§ **What you need to do**
All of the entries must be reproduced exactly, with no images carried over.

§ **Available data**
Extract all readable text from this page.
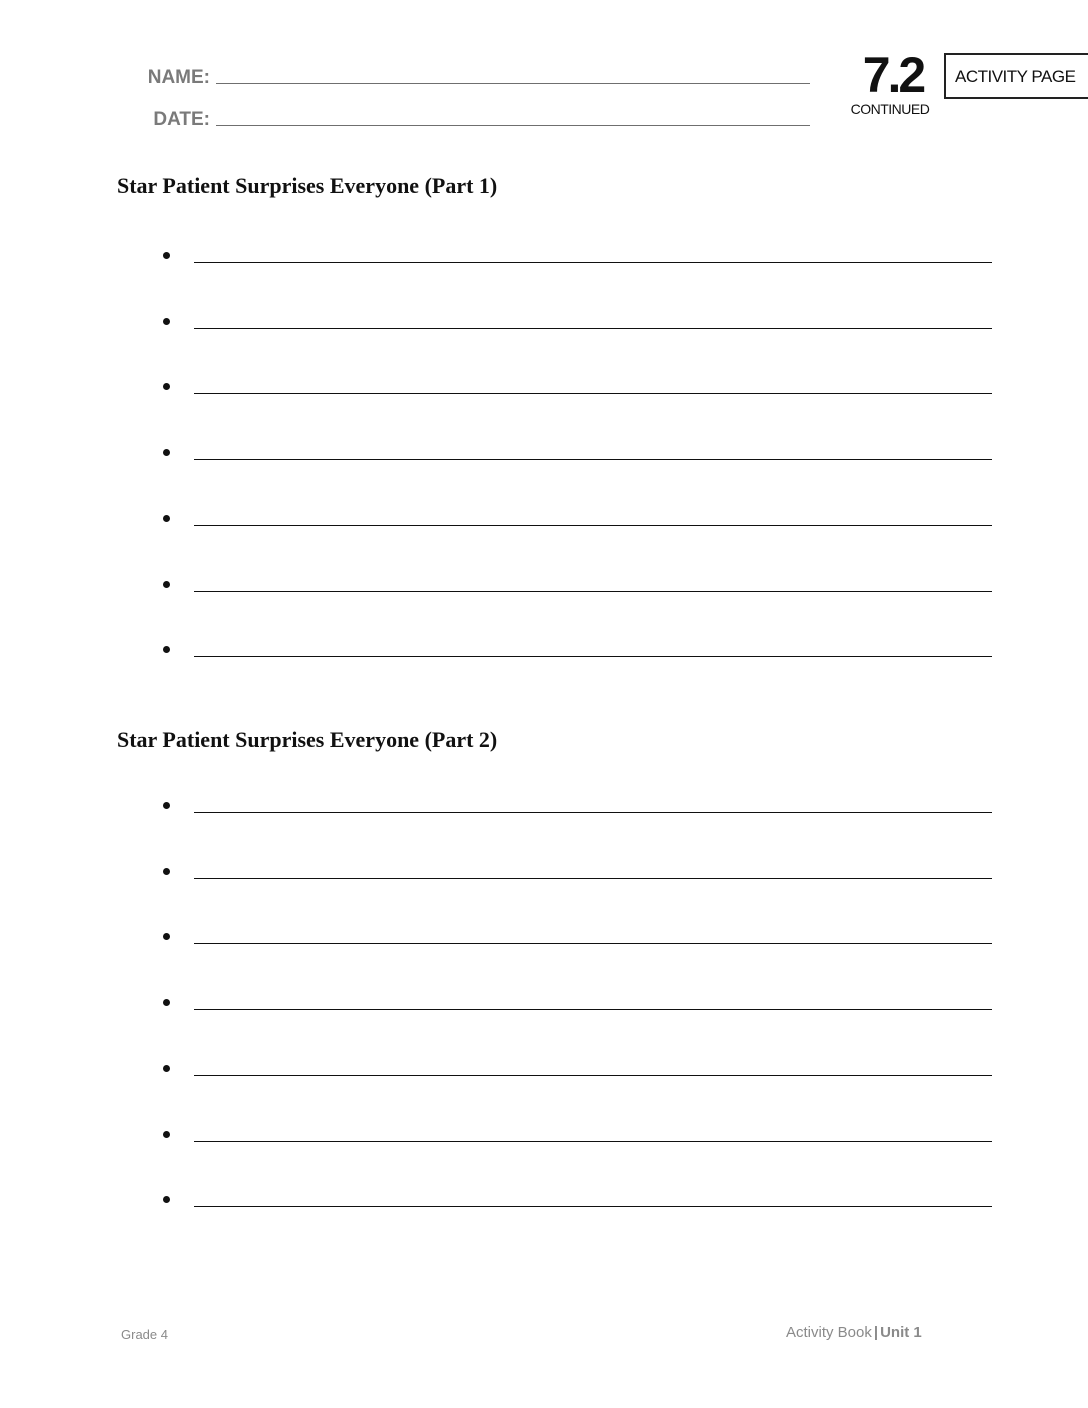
NAME:
DATE:
7.2
CONTINUED
ACTIVITY PAGE
Star Patient Surprises Everyone (Part 1)
Star Patient Surprises Everyone (Part 2)
Grade 4	Activity Book | Unit 1
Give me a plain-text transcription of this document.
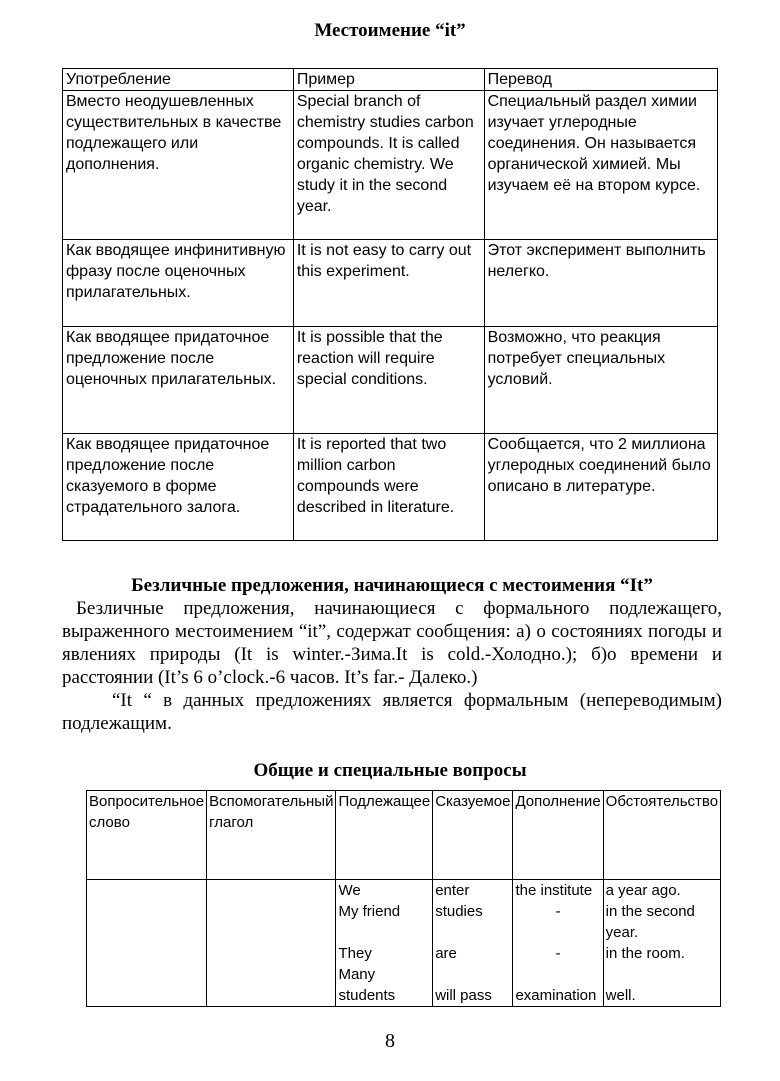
Местоимение “it”
Употребление	Пример	Перевод
Вместо неодушевленных существительных в качестве подлежащего или дополнения.	Special branch of chemistry studies carbon compounds. It is called organic chemistry. We study it in the second year.	Специальный раздел химии изучает углеродные соединения. Он называется органической химией. Мы изучаем её на втором курсе.
Как вводящее инфинитивную фразу после оценочных прилагательных.	It is not easy to carry out this experiment.	Этот эксперимент выполнить нелегко.
Как вводящее придаточное предложение после оценочных прилагательных.	It is possible that the reaction will require special conditions.	Возможно, что реакция потребует специальных условий.
Как вводящее придаточное предложение после сказуемого в форме страдательного залога.	It is reported that two million carbon compounds were described in literature.	Сообщается, что 2 миллиона углеродных соединений было описано в литературе.
Безличные предложения, начинающиеся с местоимения “It”

Безличные предложения, начинающиеся с формального подлежащего, выраженного местоимением “it”, содержат сообщения: а) о состояниях погоды и явлениях природы (It is winter.-Зима.It is cold.-Холодно.); б)о времени и расстоянии (It’s 6 o’clock.-6 часов. It’s far.- Далеко.)

“It “ в данных предложениях является формальным (непереводимым) подлежащим.

Общие и специальные вопросы
Вопросительное слово	Вспомогательный глагол	Подлежащее	Сказуемое	Дополнение	Обстоятельство
		We	enter	the institute	a year ago.
		My friend	studies	-	in the second year.
		They	are	-	in the room.
		Many students	will pass	examination	well.
8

§ **Complete response**
Extract all readable text from this page.
NAME:
DATE:
7.2
CONTINUED
ACTIVITY PAGE
Star Patient Surprises Everyone (Part 1)
Star Patient Surprises Everyone (Part 2)
Grade 4	Activity Book | Unit 1
Give me a plain-text transcription of this document.
Местоимение “it”
Употребление	Пример	Перевод
Вместо неодушевленных существительных в качестве подлежащего или дополнения.	Special branch of chemistry studies carbon compounds. It is called organic chemistry. We study it in the second year.	Специальный раздел химии изучает углеродные соединения. Он называется органической химией. Мы изучаем её на втором курсе.
Как вводящее инфинитивную фразу после оценочных прилагательных.	It is not easy to carry out this experiment.	Этот эксперимент выполнить нелегко.
Как вводящее придаточное предложение после оценочных прилагательных.	It is possible that the reaction will require special conditions.	Возможно, что реакция потребует специальных условий.
Как вводящее придаточное предложение после сказуемого в форме страдательного залога.	It is reported that two million carbon compounds were described in literature.	Сообщается, что 2 миллиона углеродных соединений было описано в литературе.
Безличные предложения, начинающиеся с местоимения “It”

Безличные предложения, начинающиеся с формального подлежащего, выраженного местоимением “it”, содержат сообщения: а) о состояниях погоды и явлениях природы (It is winter.-Зима.It is cold.-Холодно.); б)о времени и расстоянии (It’s 6 o’clock.-6 часов. It’s far.- Далеко.)

“It “ в данных предложениях является формальным (непереводимым) подлежащим.

Общие и специальные вопросы
Вопросительное слово	Вспомогательный глагол	Подлежащее	Сказуемое	Дополнение	Обстоятельство
		We	enter	the institute	a year ago.
		My friend	studies	-	in the second year.
		They	are	-	in the room.
		Many students	will pass	examination	well.
8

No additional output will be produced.